■ Written task ■
Transcribe every entry word for word, but skip the images.

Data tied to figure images
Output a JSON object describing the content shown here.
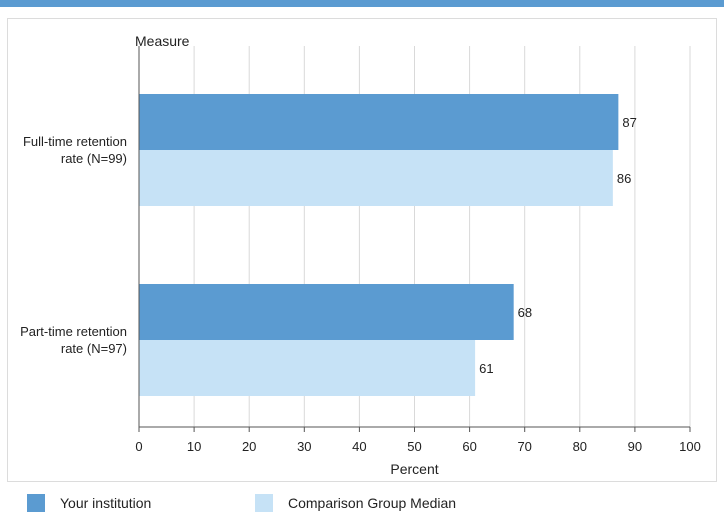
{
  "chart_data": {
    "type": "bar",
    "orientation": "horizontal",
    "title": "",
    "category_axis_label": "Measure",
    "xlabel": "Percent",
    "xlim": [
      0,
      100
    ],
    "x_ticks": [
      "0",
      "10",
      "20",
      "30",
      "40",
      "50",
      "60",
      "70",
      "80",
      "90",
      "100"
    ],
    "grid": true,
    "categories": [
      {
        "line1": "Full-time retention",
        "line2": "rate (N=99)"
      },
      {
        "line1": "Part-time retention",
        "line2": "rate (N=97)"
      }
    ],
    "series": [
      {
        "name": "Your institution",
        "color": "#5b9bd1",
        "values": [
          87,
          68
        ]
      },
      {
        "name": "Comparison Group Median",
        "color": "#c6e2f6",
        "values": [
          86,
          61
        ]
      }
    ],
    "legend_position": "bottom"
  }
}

■ Solution to this problem ■
Output a JSON object describing the content shown here.
{
  "chart_data": {
    "type": "bar",
    "orientation": "horizontal",
    "title": "",
    "category_axis_label": "Measure",
    "xlabel": "Percent",
    "xlim": [
      0,
      100
    ],
    "x_ticks": [
      "0",
      "10",
      "20",
      "30",
      "40",
      "50",
      "60",
      "70",
      "80",
      "90",
      "100"
    ],
    "grid": true,
    "categories": [
      {
        "line1": "Full-time retention",
        "line2": "rate (N=99)"
      },
      {
        "line1": "Part-time retention",
        "line2": "rate (N=97)"
      }
    ],
    "series": [
      {
        "name": "Your institution",
        "color": "#5b9bd1",
        "values": [
          87,
          68
        ]
      },
      {
        "name": "Comparison Group Median",
        "color": "#c6e2f6",
        "values": [
          86,
          61
        ]
      }
    ],
    "legend_position": "bottom"
  }
}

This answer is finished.